Dataset items

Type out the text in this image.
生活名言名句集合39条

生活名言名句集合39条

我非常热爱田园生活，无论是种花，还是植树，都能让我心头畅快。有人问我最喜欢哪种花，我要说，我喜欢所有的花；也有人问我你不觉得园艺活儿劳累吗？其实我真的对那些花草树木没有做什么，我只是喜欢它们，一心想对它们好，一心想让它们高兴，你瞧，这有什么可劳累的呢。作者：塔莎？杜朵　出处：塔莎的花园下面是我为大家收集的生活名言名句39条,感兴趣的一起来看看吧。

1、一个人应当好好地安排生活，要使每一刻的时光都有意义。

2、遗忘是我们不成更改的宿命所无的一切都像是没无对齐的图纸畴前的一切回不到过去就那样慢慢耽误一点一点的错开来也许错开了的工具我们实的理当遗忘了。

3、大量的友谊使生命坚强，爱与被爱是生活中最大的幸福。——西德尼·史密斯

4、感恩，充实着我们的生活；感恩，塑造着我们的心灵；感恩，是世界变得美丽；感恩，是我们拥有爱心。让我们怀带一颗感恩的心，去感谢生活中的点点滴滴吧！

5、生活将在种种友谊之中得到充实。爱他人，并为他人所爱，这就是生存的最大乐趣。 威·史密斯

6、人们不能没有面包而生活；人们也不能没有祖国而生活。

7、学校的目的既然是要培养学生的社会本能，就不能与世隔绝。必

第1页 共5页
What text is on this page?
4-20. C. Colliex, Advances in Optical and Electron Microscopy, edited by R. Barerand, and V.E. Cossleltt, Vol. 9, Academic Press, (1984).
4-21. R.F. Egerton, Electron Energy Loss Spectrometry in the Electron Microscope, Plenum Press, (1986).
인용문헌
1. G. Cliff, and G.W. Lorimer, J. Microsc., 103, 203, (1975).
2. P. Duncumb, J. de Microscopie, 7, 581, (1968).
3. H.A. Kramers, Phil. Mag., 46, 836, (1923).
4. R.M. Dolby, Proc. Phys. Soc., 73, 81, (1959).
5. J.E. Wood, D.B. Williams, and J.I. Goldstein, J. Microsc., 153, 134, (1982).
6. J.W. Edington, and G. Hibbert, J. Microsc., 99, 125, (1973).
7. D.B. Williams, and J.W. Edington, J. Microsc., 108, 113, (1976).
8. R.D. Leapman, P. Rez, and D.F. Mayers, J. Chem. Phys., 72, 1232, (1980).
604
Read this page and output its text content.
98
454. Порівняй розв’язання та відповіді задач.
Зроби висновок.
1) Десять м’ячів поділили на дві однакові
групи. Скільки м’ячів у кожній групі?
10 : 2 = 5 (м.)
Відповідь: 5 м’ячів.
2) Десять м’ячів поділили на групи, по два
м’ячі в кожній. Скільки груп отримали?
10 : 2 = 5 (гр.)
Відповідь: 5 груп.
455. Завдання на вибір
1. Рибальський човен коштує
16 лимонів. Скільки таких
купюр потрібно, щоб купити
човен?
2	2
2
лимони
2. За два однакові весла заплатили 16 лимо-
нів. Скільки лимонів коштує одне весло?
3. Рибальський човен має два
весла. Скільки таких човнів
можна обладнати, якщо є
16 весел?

WRITTEN TASK:
Search the data above for the string "Десять" and return every line that has it.

FULL SOLUTION:
1) Десять м’ячів поділили на дві однакові
2) Десять м’ячів поділили на групи, по два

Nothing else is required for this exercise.